====== Information shown
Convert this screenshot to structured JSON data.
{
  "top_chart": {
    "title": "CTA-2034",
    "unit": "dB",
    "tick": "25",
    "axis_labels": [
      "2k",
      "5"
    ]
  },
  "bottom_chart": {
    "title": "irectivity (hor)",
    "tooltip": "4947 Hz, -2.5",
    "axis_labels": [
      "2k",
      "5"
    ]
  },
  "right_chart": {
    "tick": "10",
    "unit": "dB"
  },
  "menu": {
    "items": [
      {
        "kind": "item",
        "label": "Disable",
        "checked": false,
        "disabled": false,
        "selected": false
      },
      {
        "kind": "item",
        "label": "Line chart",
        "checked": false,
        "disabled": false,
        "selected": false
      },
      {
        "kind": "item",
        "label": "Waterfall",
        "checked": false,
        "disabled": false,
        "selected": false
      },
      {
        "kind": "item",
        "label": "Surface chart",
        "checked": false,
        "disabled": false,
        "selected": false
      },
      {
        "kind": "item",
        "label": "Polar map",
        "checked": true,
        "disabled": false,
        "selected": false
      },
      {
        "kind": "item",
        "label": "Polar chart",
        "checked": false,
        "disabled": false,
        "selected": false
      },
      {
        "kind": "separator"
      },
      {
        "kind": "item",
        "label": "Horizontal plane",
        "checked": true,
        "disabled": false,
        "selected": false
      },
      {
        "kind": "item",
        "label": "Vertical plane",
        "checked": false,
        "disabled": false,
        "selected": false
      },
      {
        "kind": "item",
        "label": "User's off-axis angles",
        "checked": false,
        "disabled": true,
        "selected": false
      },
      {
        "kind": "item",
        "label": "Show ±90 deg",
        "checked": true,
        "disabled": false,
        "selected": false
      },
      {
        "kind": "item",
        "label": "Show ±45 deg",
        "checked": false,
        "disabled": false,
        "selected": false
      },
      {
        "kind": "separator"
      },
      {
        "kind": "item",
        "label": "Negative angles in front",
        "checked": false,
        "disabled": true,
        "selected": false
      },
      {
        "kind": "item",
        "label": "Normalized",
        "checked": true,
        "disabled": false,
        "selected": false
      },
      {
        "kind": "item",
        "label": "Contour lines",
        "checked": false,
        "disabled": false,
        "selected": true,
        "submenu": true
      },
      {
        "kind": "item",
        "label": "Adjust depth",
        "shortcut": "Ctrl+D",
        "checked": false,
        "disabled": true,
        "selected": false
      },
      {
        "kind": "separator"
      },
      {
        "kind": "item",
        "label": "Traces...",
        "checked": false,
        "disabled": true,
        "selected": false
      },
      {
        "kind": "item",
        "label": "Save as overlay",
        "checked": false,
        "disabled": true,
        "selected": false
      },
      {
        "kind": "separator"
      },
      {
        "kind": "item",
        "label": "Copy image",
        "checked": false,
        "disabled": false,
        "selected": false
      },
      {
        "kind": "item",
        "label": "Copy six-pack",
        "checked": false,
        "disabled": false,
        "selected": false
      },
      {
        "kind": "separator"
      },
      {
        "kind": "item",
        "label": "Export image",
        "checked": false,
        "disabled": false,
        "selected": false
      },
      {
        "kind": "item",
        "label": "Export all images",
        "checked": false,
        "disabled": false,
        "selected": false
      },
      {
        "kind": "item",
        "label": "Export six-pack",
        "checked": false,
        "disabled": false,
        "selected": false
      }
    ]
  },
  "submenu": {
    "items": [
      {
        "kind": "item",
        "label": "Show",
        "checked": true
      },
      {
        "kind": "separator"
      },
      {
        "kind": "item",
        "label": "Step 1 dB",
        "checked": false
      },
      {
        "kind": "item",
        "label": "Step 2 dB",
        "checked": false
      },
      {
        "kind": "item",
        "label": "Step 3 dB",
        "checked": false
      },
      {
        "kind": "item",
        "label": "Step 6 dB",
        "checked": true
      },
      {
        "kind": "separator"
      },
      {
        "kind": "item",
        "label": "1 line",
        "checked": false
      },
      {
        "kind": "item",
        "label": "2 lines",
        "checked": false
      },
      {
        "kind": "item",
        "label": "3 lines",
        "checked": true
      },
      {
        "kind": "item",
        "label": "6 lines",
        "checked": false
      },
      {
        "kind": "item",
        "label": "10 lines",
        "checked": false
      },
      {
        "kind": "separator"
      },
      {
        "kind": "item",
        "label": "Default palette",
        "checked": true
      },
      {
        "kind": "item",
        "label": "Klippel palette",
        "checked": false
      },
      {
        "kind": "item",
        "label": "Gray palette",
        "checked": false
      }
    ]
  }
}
============
Problem :: Of the lines in the records, how many contain the word "angles"? Answer with the number and nothing else.

Exercise solution :: 2